LISTED RECORDS:

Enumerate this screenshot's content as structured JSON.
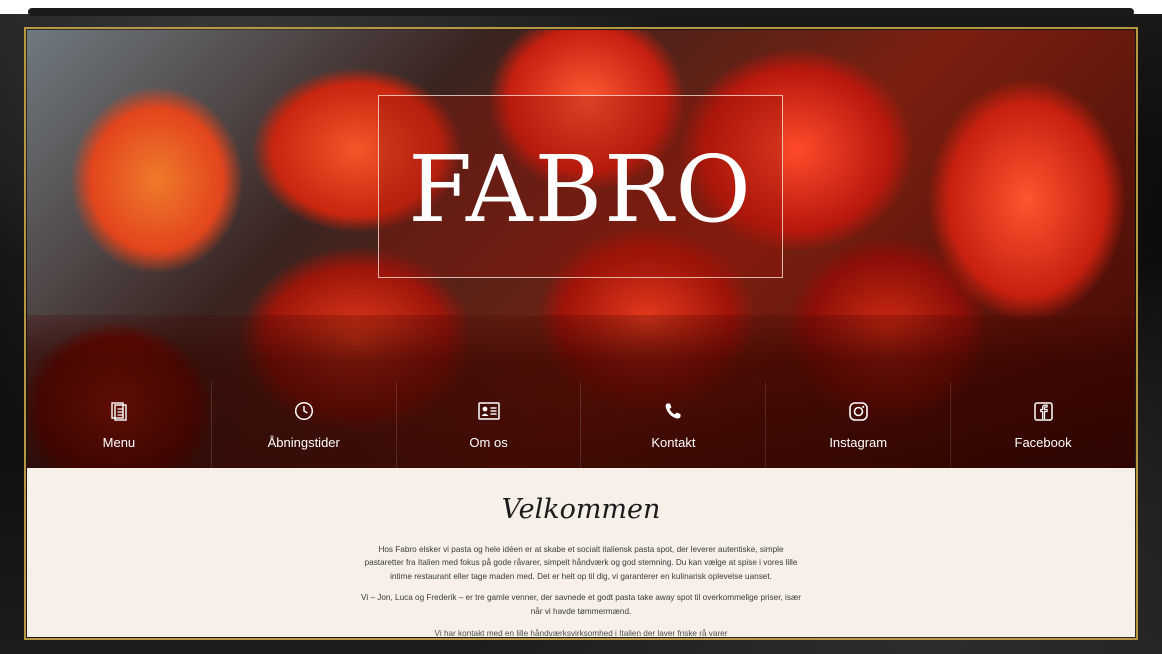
{
  "brand": {
    "name": "FABRO"
  },
  "nav": {
    "items": [
      {
        "label": "Menu",
        "icon": "menu-document-icon"
      },
      {
        "label": "Åbningstider",
        "icon": "clock-icon"
      },
      {
        "label": "Om os",
        "icon": "contact-card-icon"
      },
      {
        "label": "Kontakt",
        "icon": "phone-icon"
      },
      {
        "label": "Instagram",
        "icon": "instagram-icon"
      },
      {
        "label": "Facebook",
        "icon": "facebook-icon"
      }
    ]
  },
  "welcome": {
    "heading": "Velkommen",
    "paragraphs": [
      "Hos Fabro elsker vi pasta og hele idéen er at skabe et socialt italiensk pasta spot, der leverer autentiske, simple pastaretter fra Italien med fokus på gode råvarer, simpelt håndværk og god stemning. Du kan vælge at spise i vores lille intime restaurant eller tage maden med. Det er helt op til dig, vi garanterer en kulinarisk oplevelse uanset.",
      "Vi – Jon, Luca og Frederik – er tre gamle venner, der savnede et godt pasta take away spot til overkommelige priser, især når vi havde tømmermænd.",
      "Vi har kontakt med en lille håndværksvirksomhed i Italien der laver friske rå varer"
    ]
  },
  "colors": {
    "gold_frame": "#b7973f",
    "page_bg": "#f6f0e9",
    "accent_red": "#c51f10"
  }
}
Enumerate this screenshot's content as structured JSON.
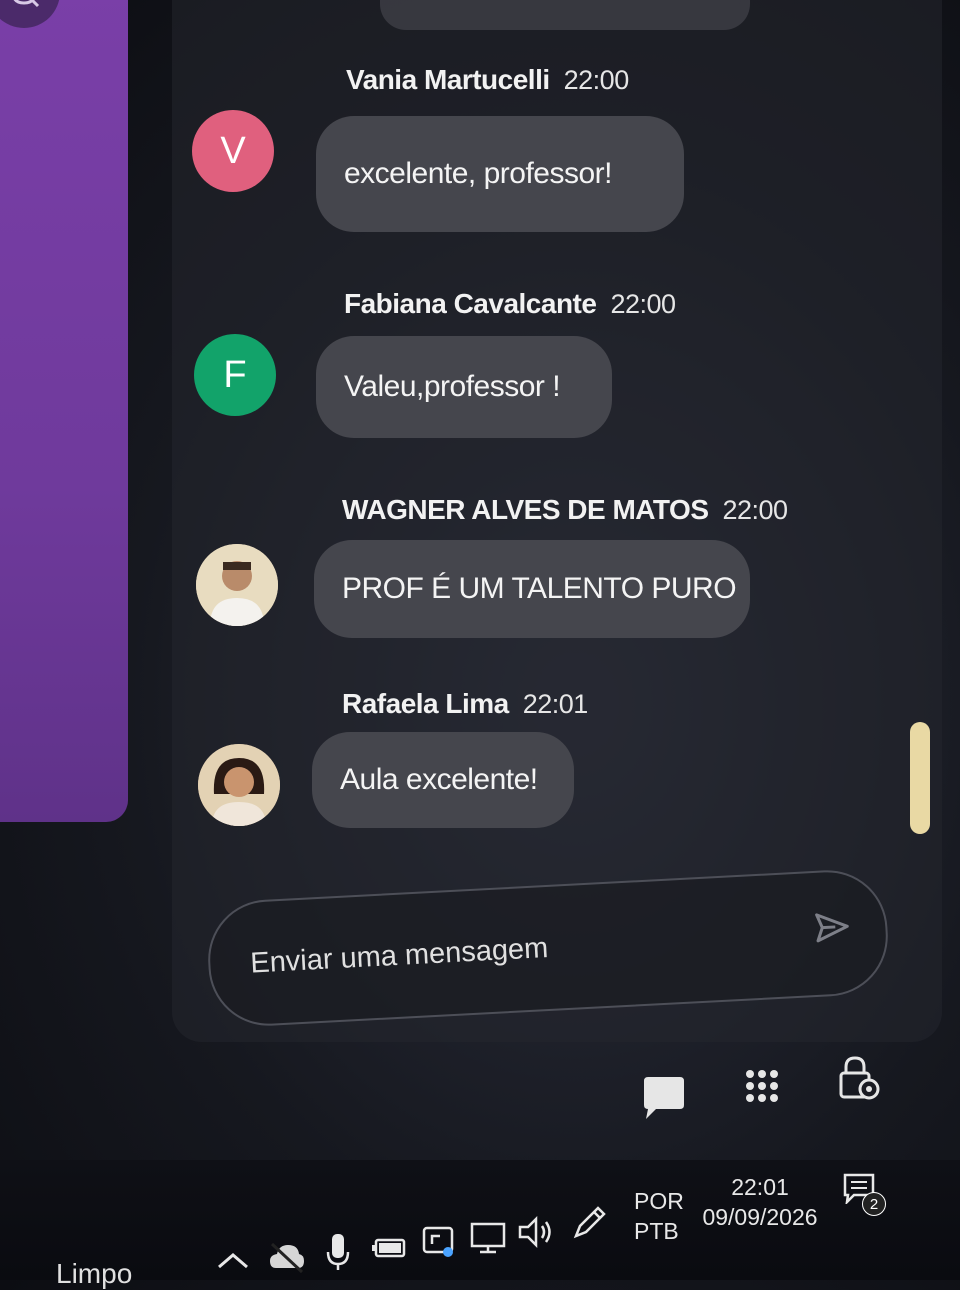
{
  "messages": [
    {
      "author": "Vania Martucelli",
      "time": "22:00",
      "text": "excelente, professor!",
      "avatar_letter": "V",
      "avatar_color": "#e0607e"
    },
    {
      "author": "Fabiana Cavalcante",
      "time": "22:00",
      "text": "Valeu,professor !",
      "avatar_letter": "F",
      "avatar_color": "#12a36a"
    },
    {
      "author": "WAGNER ALVES DE MATOS",
      "time": "22:00",
      "text": "PROF É UM TALENTO PURO",
      "avatar_letter": "",
      "avatar_color": "#d9c7a8"
    },
    {
      "author": "Rafaela Lima",
      "time": "22:01",
      "text": "Aula excelente!",
      "avatar_letter": "",
      "avatar_color": "#c9a88a"
    }
  ],
  "composer": {
    "placeholder": "Enviar uma mensagem"
  },
  "toolbar_icons": [
    "chat-icon",
    "apps-grid-icon",
    "lock-settings-icon"
  ],
  "taskbar": {
    "language_top": "POR",
    "language_bottom": "PTB",
    "time": "22:01",
    "date": "09/09/2026",
    "notification_count": "2",
    "partial_label": "Limpo"
  },
  "colors": {
    "left_panel": "#7a3fa8",
    "bubble": "#45464d",
    "scroll_thumb": "#e9d9a4"
  }
}
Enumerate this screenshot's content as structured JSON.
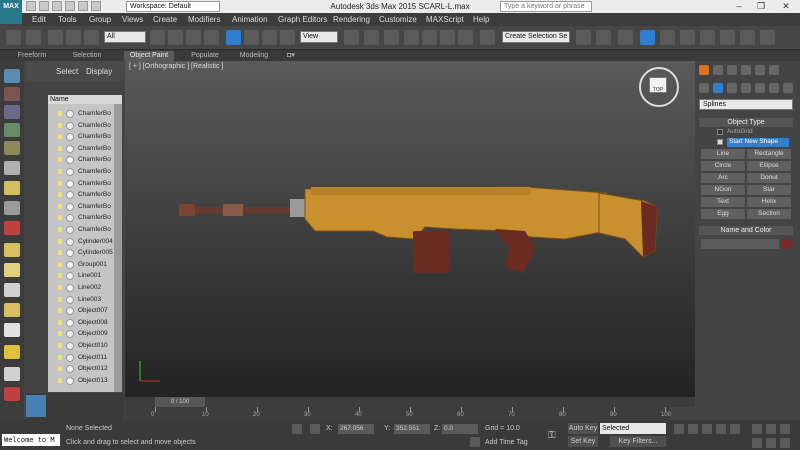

TASK BRIEF: Extract the entries in full, exactly as they are, minus the pictures.

ANSWER TO THIS TASK:
Enumerate this screenshot's content as structured JSON.
{
  "brand": {
    "name": "FABRO"
  },
  "nav": {
    "items": [
      {
        "label": "Menu",
        "icon": "menu-document-icon"
      },
      {
        "label": "Åbningstider",
        "icon": "clock-icon"
      },
      {
        "label": "Om os",
        "icon": "contact-card-icon"
      },
      {
        "label": "Kontakt",
        "icon": "phone-icon"
      },
      {
        "label": "Instagram",
        "icon": "instagram-icon"
      },
      {
        "label": "Facebook",
        "icon": "facebook-icon"
      }
    ]
  },
  "welcome": {
    "heading": "Velkommen",
    "paragraphs": [
      "Hos Fabro elsker vi pasta og hele idéen er at skabe et socialt italiensk pasta spot, der leverer autentiske, simple pastaretter fra Italien med fokus på gode råvarer, simpelt håndværk og god stemning. Du kan vælge at spise i vores lille intime restaurant eller tage maden med. Det er helt op til dig, vi garanterer en kulinarisk oplevelse uanset.",
      "Vi – Jon, Luca og Frederik – er tre gamle venner, der savnede et godt pasta take away spot til overkommelige priser, især når vi havde tømmermænd.",
      "Vi har kontakt med en lille håndværksvirksomhed i Italien der laver friske rå varer"
    ]
  },
  "colors": {
    "gold_frame": "#b7973f",
    "page_bg": "#f6f0e9",
    "accent_red": "#c51f10"
  }
}
Enumerate this screenshot's content as structured JSON.
{
  "messages": [
    {
      "author": "Vania Martucelli",
      "time": "22:00",
      "text": "excelente, professor!",
      "avatar_letter": "V",
      "avatar_color": "#e0607e"
    },
    {
      "author": "Fabiana Cavalcante",
      "time": "22:00",
      "text": "Valeu,professor !",
      "avatar_letter": "F",
      "avatar_color": "#12a36a"
    },
    {
      "author": "WAGNER ALVES DE MATOS",
      "time": "22:00",
      "text": "PROF É UM TALENTO PURO",
      "avatar_letter": "",
      "avatar_color": "#d9c7a8"
    },
    {
      "author": "Rafaela Lima",
      "time": "22:01",
      "text": "Aula excelente!",
      "avatar_letter": "",
      "avatar_color": "#c9a88a"
    }
  ],
  "composer": {
    "placeholder": "Enviar uma mensagem"
  },
  "toolbar_icons": [
    "chat-icon",
    "apps-grid-icon",
    "lock-settings-icon"
  ],
  "taskbar": {
    "language_top": "POR",
    "language_bottom": "PTB",
    "time": "22:01",
    "date": "09/09/2026",
    "notification_count": "2",
    "partial_label": "Limpo"
  },
  "colors": {
    "left_panel": "#7a3fa8",
    "bubble": "#45464d",
    "scroll_thumb": "#e9d9a4"
  }
}
Enumerate this screenshot's content as structured JSON.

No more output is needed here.